■ Do this ■
From the listing below, extract each line containing the string "Toronto".

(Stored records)
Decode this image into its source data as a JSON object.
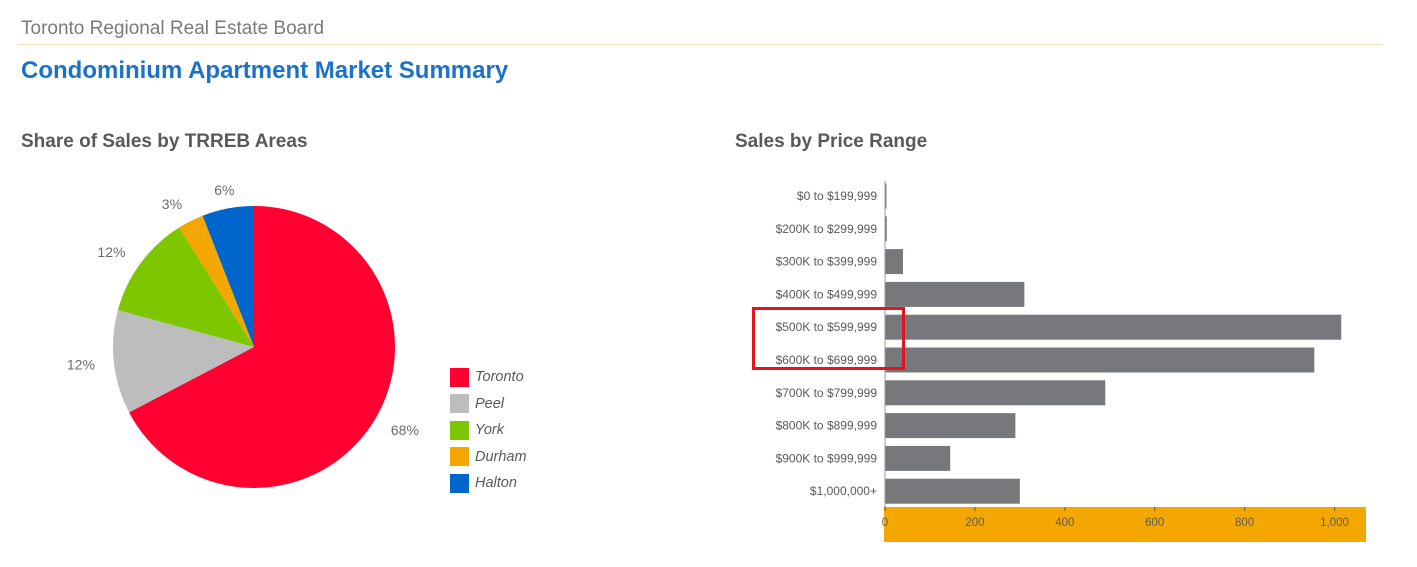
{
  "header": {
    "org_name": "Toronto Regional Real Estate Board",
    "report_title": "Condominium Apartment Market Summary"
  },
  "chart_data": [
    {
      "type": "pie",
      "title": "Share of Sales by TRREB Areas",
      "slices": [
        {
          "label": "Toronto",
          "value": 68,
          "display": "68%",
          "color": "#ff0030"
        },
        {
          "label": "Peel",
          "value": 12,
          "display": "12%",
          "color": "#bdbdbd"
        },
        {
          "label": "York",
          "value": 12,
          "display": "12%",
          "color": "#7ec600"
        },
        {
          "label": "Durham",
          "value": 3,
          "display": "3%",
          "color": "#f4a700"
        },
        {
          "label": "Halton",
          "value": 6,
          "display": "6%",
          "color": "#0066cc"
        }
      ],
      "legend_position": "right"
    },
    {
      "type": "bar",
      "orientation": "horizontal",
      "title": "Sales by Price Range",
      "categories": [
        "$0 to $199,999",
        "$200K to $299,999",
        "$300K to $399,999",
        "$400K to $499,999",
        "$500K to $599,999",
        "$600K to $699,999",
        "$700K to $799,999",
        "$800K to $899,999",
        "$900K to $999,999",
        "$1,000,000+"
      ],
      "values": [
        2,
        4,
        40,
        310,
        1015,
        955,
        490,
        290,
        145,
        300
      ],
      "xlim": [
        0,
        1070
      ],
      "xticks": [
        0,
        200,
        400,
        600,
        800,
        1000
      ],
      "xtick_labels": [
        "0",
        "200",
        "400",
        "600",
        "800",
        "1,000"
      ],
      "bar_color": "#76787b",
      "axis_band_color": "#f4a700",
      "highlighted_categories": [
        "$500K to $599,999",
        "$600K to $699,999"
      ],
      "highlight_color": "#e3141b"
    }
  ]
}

■ Exercise solution ■
    "org_name": "Toronto Regional Real Estate Board",
          "label": "Toronto",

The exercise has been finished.